INSTRUCTIONS FOR THE TASK
Can you write out every line of the items below without changing a single character?

──────── RECORDS TO PROCESS ────────

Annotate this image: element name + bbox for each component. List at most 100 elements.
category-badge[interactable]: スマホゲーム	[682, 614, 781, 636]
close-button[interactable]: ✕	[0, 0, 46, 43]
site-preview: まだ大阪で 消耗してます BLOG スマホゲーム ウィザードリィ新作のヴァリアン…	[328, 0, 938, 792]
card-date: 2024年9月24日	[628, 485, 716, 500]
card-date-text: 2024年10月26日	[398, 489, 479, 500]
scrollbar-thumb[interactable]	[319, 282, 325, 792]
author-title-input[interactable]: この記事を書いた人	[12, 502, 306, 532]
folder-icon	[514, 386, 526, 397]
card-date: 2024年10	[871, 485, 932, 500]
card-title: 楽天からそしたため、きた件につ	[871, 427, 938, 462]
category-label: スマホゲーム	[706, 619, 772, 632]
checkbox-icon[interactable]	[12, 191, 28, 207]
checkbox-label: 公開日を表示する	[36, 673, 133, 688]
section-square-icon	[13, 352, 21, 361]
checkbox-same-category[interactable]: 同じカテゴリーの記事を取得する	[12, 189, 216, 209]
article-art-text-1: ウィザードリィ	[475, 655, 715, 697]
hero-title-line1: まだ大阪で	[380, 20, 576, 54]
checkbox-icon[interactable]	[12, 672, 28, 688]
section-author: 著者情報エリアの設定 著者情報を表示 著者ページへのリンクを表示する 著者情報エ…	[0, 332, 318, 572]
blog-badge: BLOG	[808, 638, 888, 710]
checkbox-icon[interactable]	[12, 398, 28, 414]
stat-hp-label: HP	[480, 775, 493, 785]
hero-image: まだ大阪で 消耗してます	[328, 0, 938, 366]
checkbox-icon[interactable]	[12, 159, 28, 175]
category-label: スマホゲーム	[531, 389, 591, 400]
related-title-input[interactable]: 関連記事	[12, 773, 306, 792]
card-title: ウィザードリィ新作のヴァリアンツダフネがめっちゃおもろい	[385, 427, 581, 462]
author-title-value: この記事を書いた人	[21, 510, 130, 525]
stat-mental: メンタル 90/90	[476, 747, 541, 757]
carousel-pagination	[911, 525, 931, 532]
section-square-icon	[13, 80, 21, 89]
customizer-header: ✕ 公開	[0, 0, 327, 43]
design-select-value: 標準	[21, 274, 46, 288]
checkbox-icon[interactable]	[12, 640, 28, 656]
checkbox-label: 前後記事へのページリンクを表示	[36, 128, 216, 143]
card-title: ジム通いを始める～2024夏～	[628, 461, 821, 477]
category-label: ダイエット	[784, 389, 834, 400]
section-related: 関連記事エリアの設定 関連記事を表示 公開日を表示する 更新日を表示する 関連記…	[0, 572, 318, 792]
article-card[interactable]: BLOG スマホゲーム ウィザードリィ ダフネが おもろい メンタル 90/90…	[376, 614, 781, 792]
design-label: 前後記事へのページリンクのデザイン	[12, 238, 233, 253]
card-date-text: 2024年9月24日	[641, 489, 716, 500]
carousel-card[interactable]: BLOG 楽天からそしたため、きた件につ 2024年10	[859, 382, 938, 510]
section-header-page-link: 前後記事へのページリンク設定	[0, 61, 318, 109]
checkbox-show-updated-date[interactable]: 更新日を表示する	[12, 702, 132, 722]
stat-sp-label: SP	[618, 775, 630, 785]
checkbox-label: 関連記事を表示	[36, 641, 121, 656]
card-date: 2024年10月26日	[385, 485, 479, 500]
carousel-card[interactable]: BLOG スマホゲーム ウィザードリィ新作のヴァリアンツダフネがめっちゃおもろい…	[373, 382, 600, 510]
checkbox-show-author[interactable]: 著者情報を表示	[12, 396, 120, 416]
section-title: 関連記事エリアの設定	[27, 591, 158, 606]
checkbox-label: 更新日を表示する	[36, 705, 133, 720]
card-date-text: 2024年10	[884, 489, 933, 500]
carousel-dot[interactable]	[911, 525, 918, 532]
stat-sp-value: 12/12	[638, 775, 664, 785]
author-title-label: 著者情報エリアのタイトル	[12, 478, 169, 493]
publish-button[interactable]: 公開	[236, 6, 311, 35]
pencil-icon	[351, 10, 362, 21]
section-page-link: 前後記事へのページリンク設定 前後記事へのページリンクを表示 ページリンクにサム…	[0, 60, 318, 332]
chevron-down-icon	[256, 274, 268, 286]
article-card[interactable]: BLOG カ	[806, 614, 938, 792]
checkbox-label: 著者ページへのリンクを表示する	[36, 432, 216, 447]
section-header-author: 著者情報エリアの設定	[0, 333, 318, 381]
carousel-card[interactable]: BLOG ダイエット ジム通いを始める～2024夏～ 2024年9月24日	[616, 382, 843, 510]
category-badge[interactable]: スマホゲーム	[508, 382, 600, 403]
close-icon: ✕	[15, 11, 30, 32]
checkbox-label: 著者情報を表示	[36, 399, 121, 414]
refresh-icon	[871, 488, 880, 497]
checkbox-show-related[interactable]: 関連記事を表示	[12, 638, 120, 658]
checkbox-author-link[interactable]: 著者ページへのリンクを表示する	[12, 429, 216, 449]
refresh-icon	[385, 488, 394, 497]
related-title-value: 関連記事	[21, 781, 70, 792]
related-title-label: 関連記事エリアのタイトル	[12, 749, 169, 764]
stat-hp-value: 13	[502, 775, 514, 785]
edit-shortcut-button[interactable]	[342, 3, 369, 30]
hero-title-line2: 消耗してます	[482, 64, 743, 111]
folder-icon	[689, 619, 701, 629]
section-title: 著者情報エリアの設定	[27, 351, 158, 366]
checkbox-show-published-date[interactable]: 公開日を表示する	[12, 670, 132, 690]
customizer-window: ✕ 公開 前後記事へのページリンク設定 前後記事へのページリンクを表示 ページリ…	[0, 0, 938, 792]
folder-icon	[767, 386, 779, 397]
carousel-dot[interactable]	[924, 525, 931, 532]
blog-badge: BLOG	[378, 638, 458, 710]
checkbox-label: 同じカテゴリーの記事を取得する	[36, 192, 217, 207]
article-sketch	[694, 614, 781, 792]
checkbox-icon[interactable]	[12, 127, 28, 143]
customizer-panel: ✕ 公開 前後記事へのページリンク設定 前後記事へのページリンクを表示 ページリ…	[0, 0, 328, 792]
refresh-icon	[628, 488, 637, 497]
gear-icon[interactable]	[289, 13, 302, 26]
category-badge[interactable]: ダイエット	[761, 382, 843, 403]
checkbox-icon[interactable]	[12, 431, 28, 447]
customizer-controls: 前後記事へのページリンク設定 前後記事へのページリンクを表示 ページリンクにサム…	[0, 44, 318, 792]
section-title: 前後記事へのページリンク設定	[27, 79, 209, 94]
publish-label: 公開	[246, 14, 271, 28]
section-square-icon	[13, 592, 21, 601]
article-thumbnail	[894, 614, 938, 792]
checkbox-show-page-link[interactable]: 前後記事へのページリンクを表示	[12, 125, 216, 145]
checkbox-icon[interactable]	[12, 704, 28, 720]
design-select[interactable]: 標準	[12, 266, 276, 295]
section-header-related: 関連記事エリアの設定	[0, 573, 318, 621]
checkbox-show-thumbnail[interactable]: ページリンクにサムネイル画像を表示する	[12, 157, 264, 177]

────────

TASK ANSWER
Annotate this image: element name + bbox for each component. List at most 100 elements.
category-badge[interactable]: スマホゲーム	[682, 614, 781, 636]
close-button[interactable]: ✕	[0, 0, 46, 43]
site-preview: まだ大阪で 消耗してます BLOG スマホゲーム ウィザードリィ新作のヴァリアン…	[328, 0, 938, 792]
card-date: 2024年9月24日	[628, 485, 716, 500]
card-date-text: 2024年10月26日	[398, 489, 479, 500]
scrollbar-thumb[interactable]	[319, 282, 325, 792]
author-title-input[interactable]: この記事を書いた人	[12, 502, 306, 532]
folder-icon	[514, 386, 526, 397]
card-date: 2024年10	[871, 485, 932, 500]
card-title: 楽天からそしたため、きた件につ	[871, 427, 938, 462]
category-label: スマホゲーム	[706, 619, 772, 632]
checkbox-icon[interactable]	[12, 191, 28, 207]
checkbox-label: 公開日を表示する	[36, 673, 133, 688]
section-square-icon	[13, 352, 21, 361]
checkbox-same-category[interactable]: 同じカテゴリーの記事を取得する	[12, 189, 216, 209]
article-art-text-1: ウィザードリィ	[475, 655, 715, 697]
hero-title-line1: まだ大阪で	[380, 20, 576, 54]
checkbox-icon[interactable]	[12, 672, 28, 688]
section-author: 著者情報エリアの設定 著者情報を表示 著者ページへのリンクを表示する 著者情報エ…	[0, 332, 318, 572]
blog-badge: BLOG	[808, 638, 888, 710]
checkbox-icon[interactable]	[12, 398, 28, 414]
stat-hp-label: HP	[480, 775, 493, 785]
hero-image: まだ大阪で 消耗してます	[328, 0, 938, 366]
checkbox-icon[interactable]	[12, 159, 28, 175]
category-label: スマホゲーム	[531, 389, 591, 400]
related-title-input[interactable]: 関連記事	[12, 773, 306, 792]
card-title: ウィザードリィ新作のヴァリアンツダフネがめっちゃおもろい	[385, 427, 581, 462]
author-title-value: この記事を書いた人	[21, 510, 130, 525]
stat-mental: メンタル 90/90	[476, 747, 541, 757]
carousel-pagination	[911, 525, 931, 532]
section-square-icon	[13, 80, 21, 89]
customizer-header: ✕ 公開	[0, 0, 327, 43]
design-select-value: 標準	[21, 274, 46, 288]
checkbox-icon[interactable]	[12, 640, 28, 656]
checkbox-label: 前後記事へのページリンクを表示	[36, 128, 216, 143]
card-title: ジム通いを始める～2024夏～	[628, 461, 821, 477]
category-label: ダイエット	[784, 389, 834, 400]
section-related: 関連記事エリアの設定 関連記事を表示 公開日を表示する 更新日を表示する 関連記…	[0, 572, 318, 792]
article-card[interactable]: BLOG スマホゲーム ウィザードリィ ダフネが おもろい メンタル 90/90…	[376, 614, 781, 792]
design-label: 前後記事へのページリンクのデザイン	[12, 238, 233, 253]
card-date-text: 2024年9月24日	[641, 489, 716, 500]
carousel-card[interactable]: BLOG 楽天からそしたため、きた件につ 2024年10	[859, 382, 938, 510]
section-header-page-link: 前後記事へのページリンク設定	[0, 61, 318, 109]
checkbox-show-updated-date[interactable]: 更新日を表示する	[12, 702, 132, 722]
stat-sp-label: SP	[618, 775, 630, 785]
checkbox-label: 関連記事を表示	[36, 641, 121, 656]
card-date: 2024年10月26日	[385, 485, 479, 500]
carousel-card[interactable]: BLOG スマホゲーム ウィザードリィ新作のヴァリアンツダフネがめっちゃおもろい…	[373, 382, 600, 510]
checkbox-show-author[interactable]: 著者情報を表示	[12, 396, 120, 416]
section-title: 関連記事エリアの設定	[27, 591, 158, 606]
checkbox-label: 更新日を表示する	[36, 705, 133, 720]
card-date-text: 2024年10	[884, 489, 933, 500]
carousel-dot[interactable]	[911, 525, 918, 532]
stat-sp-value: 12/12	[638, 775, 664, 785]
author-title-label: 著者情報エリアのタイトル	[12, 478, 169, 493]
publish-button[interactable]: 公開	[236, 6, 311, 35]
pencil-icon	[351, 10, 362, 21]
section-page-link: 前後記事へのページリンク設定 前後記事へのページリンクを表示 ページリンクにサム…	[0, 60, 318, 332]
chevron-down-icon	[256, 274, 268, 286]
article-card[interactable]: BLOG カ	[806, 614, 938, 792]
checkbox-label: 著者ページへのリンクを表示する	[36, 432, 216, 447]
section-header-author: 著者情報エリアの設定	[0, 333, 318, 381]
carousel-card[interactable]: BLOG ダイエット ジム通いを始める～2024夏～ 2024年9月24日	[616, 382, 843, 510]
category-badge[interactable]: スマホゲーム	[508, 382, 600, 403]
close-icon: ✕	[15, 11, 30, 32]
checkbox-label: 著者情報を表示	[36, 399, 121, 414]
refresh-icon	[871, 488, 880, 497]
checkbox-show-related[interactable]: 関連記事を表示	[12, 638, 120, 658]
checkbox-author-link[interactable]: 著者ページへのリンクを表示する	[12, 429, 216, 449]
refresh-icon	[385, 488, 394, 497]
related-title-value: 関連記事	[21, 781, 70, 792]
related-title-label: 関連記事エリアのタイトル	[12, 749, 169, 764]
stat-hp-value: 13	[502, 775, 514, 785]
edit-shortcut-button[interactable]	[342, 3, 369, 30]
hero-title-line2: 消耗してます	[482, 64, 743, 111]
folder-icon	[689, 619, 701, 629]
section-title: 著者情報エリアの設定	[27, 351, 158, 366]
checkbox-show-published-date[interactable]: 公開日を表示する	[12, 670, 132, 690]
customizer-window: ✕ 公開 前後記事へのページリンク設定 前後記事へのページリンクを表示 ページリ…	[0, 0, 938, 792]
folder-icon	[767, 386, 779, 397]
carousel-dot[interactable]	[924, 525, 931, 532]
blog-badge: BLOG	[378, 638, 458, 710]
checkbox-label: 同じカテゴリーの記事を取得する	[36, 192, 217, 207]
article-sketch	[694, 614, 781, 792]
checkbox-icon[interactable]	[12, 127, 28, 143]
customizer-panel: ✕ 公開 前後記事へのページリンク設定 前後記事へのページリンクを表示 ページリ…	[0, 0, 328, 792]
refresh-icon	[628, 488, 637, 497]
gear-icon[interactable]	[289, 13, 302, 26]
category-badge[interactable]: ダイエット	[761, 382, 843, 403]
checkbox-icon[interactable]	[12, 431, 28, 447]
customizer-controls: 前後記事へのページリンク設定 前後記事へのページリンクを表示 ページリンクにサム…	[0, 44, 318, 792]
section-title: 前後記事へのページリンク設定	[27, 79, 209, 94]
publish-label: 公開	[246, 14, 271, 28]
section-square-icon	[13, 592, 21, 601]
article-thumbnail	[894, 614, 938, 792]
checkbox-show-page-link[interactable]: 前後記事へのページリンクを表示	[12, 125, 216, 145]
checkbox-icon[interactable]	[12, 704, 28, 720]
design-select[interactable]: 標準	[12, 266, 276, 295]
section-header-related: 関連記事エリアの設定	[0, 573, 318, 621]
checkbox-show-thumbnail[interactable]: ページリンクにサムネイル画像を表示する	[12, 157, 264, 177]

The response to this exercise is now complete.